** start Extracted records **
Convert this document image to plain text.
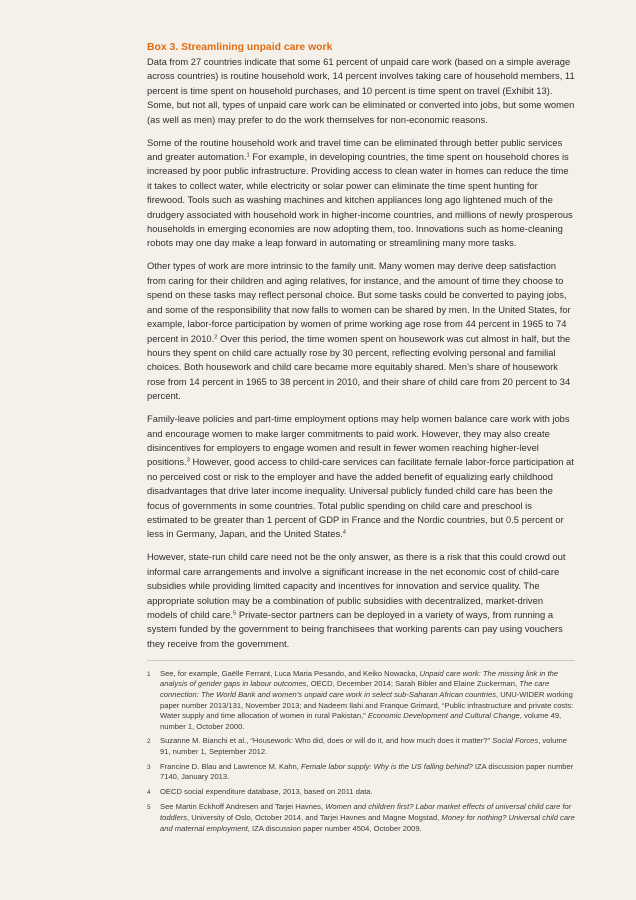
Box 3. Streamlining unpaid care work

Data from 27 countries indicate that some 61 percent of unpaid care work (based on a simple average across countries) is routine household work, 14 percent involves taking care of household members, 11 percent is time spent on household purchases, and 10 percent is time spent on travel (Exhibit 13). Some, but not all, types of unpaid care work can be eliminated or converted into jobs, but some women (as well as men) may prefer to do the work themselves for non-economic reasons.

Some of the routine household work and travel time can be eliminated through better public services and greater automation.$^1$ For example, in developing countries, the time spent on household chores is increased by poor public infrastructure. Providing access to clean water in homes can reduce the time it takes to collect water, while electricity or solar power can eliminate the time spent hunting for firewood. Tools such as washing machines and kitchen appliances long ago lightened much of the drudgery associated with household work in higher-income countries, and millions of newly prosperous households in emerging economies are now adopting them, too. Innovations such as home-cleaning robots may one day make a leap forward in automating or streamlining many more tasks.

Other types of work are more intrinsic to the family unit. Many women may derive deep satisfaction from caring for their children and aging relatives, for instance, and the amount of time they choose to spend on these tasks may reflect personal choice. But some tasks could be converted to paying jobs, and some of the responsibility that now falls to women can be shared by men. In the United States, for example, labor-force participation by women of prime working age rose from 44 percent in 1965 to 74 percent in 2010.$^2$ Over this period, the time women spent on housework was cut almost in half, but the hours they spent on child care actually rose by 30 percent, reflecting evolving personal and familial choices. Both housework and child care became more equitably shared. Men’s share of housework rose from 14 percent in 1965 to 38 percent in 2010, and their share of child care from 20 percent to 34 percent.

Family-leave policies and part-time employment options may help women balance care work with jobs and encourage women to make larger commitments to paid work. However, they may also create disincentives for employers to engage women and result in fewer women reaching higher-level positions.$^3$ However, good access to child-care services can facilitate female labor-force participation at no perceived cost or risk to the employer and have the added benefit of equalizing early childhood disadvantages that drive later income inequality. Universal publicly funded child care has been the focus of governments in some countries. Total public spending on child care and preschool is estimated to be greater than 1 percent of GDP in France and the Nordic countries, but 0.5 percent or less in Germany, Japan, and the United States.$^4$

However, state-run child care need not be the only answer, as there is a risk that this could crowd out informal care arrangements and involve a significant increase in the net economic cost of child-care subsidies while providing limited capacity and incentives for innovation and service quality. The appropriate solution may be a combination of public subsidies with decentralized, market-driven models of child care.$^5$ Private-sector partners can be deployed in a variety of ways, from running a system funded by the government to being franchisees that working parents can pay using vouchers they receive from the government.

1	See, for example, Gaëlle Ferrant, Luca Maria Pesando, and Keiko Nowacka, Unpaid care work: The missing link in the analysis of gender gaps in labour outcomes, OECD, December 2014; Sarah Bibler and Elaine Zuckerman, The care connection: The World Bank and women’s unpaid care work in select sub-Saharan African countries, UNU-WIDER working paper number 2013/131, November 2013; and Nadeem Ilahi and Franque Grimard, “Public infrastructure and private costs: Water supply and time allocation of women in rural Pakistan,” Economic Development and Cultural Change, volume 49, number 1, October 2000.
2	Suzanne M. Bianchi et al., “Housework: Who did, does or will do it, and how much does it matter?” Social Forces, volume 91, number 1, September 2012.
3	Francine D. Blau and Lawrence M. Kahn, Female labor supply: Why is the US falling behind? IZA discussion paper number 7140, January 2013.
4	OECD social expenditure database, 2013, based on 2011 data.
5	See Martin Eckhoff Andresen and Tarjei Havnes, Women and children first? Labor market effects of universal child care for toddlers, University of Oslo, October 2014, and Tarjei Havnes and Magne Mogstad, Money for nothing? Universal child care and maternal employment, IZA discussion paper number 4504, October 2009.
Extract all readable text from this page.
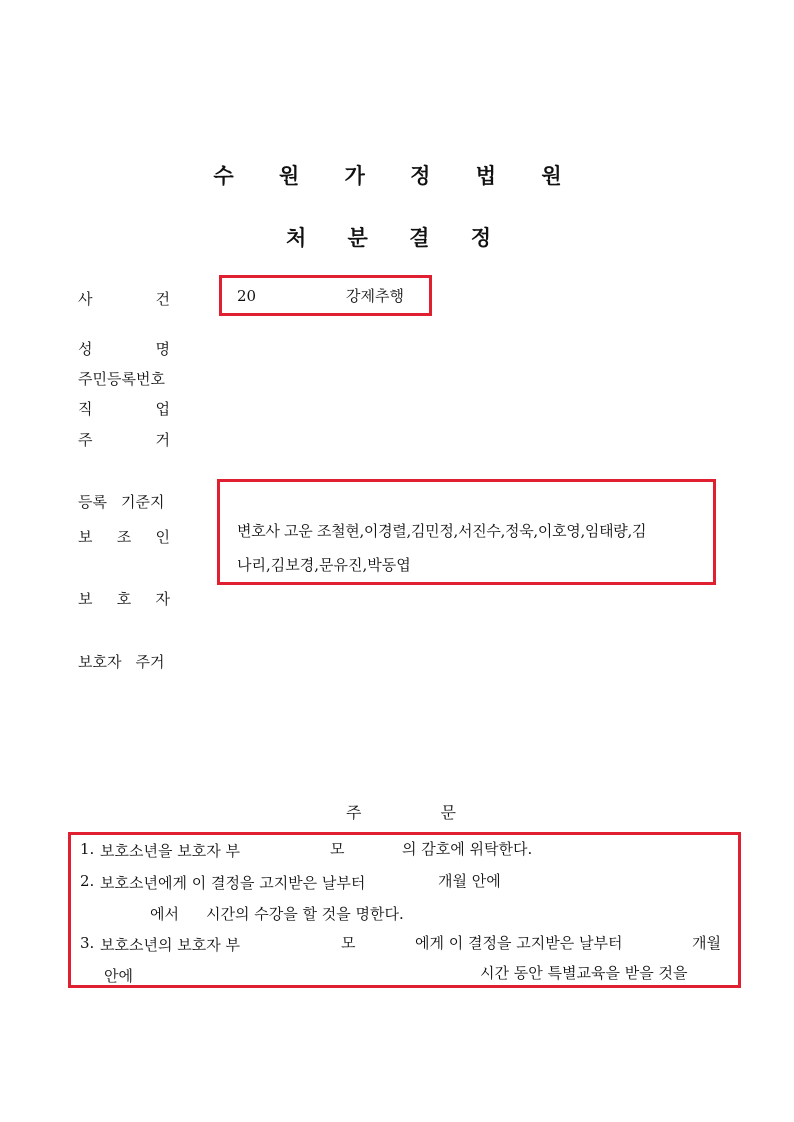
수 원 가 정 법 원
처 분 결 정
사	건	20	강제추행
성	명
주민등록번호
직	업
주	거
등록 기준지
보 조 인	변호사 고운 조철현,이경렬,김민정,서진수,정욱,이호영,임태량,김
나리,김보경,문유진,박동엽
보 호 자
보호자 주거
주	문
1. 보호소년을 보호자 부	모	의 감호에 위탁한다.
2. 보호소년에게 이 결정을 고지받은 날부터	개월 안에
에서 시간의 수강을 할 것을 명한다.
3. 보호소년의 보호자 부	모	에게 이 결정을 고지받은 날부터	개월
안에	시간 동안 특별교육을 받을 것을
** end Extracted records **
** start Extracted records **
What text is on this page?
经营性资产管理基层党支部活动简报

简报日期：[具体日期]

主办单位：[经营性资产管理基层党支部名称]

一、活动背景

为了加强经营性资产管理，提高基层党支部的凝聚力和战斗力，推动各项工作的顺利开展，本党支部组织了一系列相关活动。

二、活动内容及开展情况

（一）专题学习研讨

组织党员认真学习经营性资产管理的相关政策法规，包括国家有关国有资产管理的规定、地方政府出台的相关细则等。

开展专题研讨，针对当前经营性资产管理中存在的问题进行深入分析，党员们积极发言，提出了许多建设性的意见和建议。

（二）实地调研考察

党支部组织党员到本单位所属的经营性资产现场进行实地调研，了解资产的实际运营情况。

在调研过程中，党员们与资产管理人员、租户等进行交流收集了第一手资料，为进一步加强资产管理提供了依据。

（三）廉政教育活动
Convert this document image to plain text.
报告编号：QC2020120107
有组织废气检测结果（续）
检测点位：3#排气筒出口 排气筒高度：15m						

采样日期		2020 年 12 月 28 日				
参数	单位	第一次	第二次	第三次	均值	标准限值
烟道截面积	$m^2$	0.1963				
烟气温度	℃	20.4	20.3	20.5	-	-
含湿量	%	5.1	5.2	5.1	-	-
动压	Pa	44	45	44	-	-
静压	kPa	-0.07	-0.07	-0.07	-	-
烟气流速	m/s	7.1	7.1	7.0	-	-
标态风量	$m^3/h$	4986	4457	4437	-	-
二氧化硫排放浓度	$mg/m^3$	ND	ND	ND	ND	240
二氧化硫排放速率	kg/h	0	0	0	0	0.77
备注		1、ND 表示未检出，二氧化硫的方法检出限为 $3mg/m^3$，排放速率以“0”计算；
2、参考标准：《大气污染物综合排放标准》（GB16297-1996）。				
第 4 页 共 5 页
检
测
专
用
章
** end Extracted records **
List each line of the records that holds the string "travel".

Data from 27 countries indicate that some 61 percent of unpaid care work (based on a simple average across countries) is routine household work, 14 percent involves taking care of household members, 11 percent is time spent on household purchases, and 10 percent is time spent on travel (Exhibit 13). Some, but not all, types of unpaid care work can be eliminated or converted into jobs, but some women (as well as men) may prefer to do the work themselves for non-economic reasons.
Some of the routine household work and travel time can be eliminated through better public services and greater automation.$^1$ For example, in developing countries, the time spent on household chores is increased by poor public infrastructure. Providing access to clean water in homes can reduce the time it takes to collect water, while electricity or solar power can eliminate the time spent hunting for firewood. Tools such as washing machines and kitchen appliances long ago lightened much of the drudgery associated with household work in higher-income countries, and millions of newly prosperous households in emerging economies are now adopting them, too. Innovations such as home-cleaning robots may one day make a leap forward in automating or streamlining many more tasks.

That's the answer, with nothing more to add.